▶ _What the exercise asks_: Set down the material below word for word, excluding the pictures.

----------

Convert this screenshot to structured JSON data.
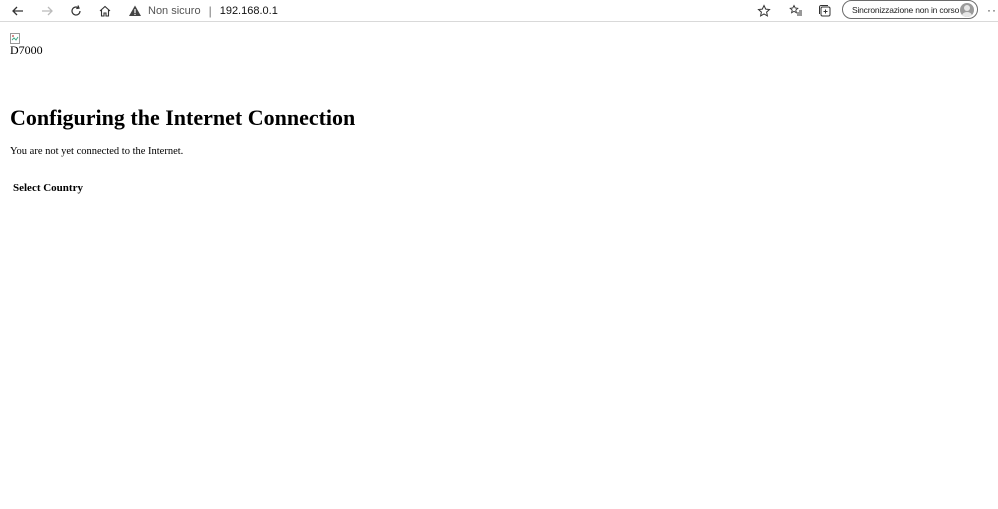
{
  "browser": {
    "security_label": "Non sicuro",
    "separator": "|",
    "url": "192.168.0.1",
    "sync_label": "Sincronizzazione non in corso",
    "more_label": "···",
    "icons": [
      "back-icon",
      "forward-icon",
      "refresh-icon",
      "home-icon",
      "warning-icon",
      "favorite-star-icon",
      "favorites-list-icon",
      "collections-icon",
      "profile-avatar-icon"
    ]
  },
  "page": {
    "logo_alt": "D7000",
    "title": "Configuring the Internet Connection",
    "status": "You are not yet connected to the Internet.",
    "section_heading": "Select Country"
  }
}
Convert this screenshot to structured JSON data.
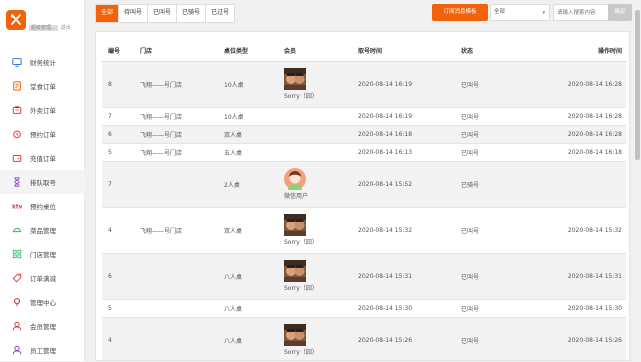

----------

▶ _Completed exercise_:
Convert this screenshot to structured JSON data.
{
  "browser": {
    "security_label": "Non sicuro",
    "separator": "|",
    "url": "192.168.0.1",
    "sync_label": "Sincronizzazione non in corso",
    "more_label": "···",
    "icons": [
      "back-icon",
      "forward-icon",
      "refresh-icon",
      "home-icon",
      "warning-icon",
      "favorite-star-icon",
      "favorites-list-icon",
      "collections-icon",
      "profile-avatar-icon"
    ]
  },
  "page": {
    "logo_alt": "D7000",
    "title": "Configuring the Internet Connection",
    "status": "You are not yet connected to the Internet.",
    "section_heading": "Select Country"
  }
}
Convert this screenshot to structured JSON data.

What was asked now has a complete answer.